→ What you are asked to do
Look through the data below and return each line where "Ставрополь" appears.

→ Materials provided
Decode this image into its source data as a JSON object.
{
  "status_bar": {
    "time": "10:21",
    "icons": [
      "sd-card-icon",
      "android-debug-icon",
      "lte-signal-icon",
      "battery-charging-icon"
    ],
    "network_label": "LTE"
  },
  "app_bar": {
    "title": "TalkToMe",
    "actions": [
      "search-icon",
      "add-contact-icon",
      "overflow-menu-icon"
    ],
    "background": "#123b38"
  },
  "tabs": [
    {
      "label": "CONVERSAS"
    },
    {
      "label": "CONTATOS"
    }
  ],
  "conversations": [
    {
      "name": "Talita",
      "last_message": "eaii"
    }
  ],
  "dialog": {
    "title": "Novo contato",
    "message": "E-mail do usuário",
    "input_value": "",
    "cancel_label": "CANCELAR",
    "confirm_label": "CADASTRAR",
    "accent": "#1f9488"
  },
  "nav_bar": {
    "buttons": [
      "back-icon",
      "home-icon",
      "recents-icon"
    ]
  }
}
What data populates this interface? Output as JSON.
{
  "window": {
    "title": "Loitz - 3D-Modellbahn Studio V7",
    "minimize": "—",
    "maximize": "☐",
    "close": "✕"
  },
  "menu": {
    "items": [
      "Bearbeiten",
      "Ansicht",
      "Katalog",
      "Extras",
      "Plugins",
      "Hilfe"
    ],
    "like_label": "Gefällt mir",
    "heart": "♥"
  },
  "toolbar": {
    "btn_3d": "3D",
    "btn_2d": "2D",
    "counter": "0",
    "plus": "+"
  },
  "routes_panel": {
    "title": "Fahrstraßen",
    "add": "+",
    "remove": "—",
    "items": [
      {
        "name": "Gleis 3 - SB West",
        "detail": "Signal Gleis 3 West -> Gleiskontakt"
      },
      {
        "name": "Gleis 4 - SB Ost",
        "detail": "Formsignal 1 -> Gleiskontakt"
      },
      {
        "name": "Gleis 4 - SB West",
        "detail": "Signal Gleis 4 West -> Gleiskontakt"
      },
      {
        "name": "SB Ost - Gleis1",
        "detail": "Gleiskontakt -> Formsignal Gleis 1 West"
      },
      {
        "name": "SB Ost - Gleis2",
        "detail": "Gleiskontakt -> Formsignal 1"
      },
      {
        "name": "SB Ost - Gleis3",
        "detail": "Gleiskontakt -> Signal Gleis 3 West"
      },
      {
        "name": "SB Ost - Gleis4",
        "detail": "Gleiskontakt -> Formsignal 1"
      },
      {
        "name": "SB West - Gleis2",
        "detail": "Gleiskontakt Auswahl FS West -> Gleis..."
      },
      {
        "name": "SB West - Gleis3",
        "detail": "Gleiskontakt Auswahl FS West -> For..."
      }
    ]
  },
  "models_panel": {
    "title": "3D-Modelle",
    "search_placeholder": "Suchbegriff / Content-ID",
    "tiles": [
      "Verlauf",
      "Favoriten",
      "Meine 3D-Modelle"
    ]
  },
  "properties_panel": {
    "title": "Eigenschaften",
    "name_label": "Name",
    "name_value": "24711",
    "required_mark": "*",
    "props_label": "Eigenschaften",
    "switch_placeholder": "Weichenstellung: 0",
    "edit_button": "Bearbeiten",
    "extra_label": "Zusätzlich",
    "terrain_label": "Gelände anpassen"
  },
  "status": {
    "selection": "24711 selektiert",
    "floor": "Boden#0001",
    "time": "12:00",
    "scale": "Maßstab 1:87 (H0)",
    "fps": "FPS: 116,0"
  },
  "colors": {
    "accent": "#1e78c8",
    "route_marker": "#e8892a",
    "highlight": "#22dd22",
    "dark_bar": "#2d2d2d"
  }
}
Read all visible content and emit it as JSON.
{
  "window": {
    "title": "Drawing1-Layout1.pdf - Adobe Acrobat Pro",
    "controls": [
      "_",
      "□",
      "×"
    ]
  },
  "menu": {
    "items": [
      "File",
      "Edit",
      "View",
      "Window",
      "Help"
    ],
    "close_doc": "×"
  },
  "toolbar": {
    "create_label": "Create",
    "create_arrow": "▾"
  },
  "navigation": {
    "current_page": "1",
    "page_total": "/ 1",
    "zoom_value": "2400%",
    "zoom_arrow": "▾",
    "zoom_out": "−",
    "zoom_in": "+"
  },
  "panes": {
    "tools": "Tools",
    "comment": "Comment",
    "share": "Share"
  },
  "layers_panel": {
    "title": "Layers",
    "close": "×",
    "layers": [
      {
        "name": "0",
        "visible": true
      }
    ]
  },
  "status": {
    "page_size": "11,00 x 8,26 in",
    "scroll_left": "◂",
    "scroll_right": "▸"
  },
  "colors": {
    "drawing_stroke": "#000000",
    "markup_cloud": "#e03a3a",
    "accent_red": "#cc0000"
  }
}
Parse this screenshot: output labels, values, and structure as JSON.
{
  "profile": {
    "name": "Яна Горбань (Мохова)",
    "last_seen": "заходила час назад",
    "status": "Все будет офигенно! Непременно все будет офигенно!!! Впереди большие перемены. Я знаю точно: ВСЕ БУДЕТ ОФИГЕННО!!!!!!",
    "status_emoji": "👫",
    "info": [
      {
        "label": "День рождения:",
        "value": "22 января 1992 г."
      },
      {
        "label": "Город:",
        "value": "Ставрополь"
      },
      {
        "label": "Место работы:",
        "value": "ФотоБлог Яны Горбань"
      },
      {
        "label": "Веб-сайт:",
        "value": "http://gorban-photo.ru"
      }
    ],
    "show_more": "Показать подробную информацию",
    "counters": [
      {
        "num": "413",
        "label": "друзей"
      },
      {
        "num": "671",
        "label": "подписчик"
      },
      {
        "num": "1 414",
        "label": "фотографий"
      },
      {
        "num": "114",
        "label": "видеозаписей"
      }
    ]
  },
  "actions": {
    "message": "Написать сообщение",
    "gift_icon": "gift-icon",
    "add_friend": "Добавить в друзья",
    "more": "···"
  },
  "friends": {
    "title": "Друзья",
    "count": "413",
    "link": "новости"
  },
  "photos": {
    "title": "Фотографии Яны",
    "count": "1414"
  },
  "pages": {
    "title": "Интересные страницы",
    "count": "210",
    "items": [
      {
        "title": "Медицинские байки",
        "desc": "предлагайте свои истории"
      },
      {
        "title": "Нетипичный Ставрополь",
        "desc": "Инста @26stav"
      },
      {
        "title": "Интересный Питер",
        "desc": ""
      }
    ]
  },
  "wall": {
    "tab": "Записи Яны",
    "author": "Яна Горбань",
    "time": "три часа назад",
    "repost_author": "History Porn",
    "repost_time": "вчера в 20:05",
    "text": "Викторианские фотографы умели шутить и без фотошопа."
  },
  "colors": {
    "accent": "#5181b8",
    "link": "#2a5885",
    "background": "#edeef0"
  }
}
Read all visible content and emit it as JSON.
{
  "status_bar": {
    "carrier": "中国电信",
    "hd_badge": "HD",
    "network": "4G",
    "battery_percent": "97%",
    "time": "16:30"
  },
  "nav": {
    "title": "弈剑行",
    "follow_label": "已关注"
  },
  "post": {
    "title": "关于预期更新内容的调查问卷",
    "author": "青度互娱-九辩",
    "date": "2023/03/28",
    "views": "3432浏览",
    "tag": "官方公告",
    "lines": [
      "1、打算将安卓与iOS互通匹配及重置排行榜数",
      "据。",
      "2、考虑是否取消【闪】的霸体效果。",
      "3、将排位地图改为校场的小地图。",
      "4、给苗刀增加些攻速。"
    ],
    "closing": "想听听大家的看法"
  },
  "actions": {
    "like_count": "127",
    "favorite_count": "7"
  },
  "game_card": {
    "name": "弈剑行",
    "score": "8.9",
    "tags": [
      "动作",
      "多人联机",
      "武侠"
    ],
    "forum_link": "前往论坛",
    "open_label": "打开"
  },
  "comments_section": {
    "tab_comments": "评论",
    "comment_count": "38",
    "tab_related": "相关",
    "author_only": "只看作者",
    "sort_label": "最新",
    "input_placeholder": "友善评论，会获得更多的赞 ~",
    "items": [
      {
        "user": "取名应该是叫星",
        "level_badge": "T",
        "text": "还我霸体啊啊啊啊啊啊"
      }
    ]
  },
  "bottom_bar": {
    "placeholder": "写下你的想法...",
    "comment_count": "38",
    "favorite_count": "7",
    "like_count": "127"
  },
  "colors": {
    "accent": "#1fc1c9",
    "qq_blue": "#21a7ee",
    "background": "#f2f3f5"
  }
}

→ Solved problem
        "value": "Ставрополь"
        "title": "Нетипичный Ставрополь",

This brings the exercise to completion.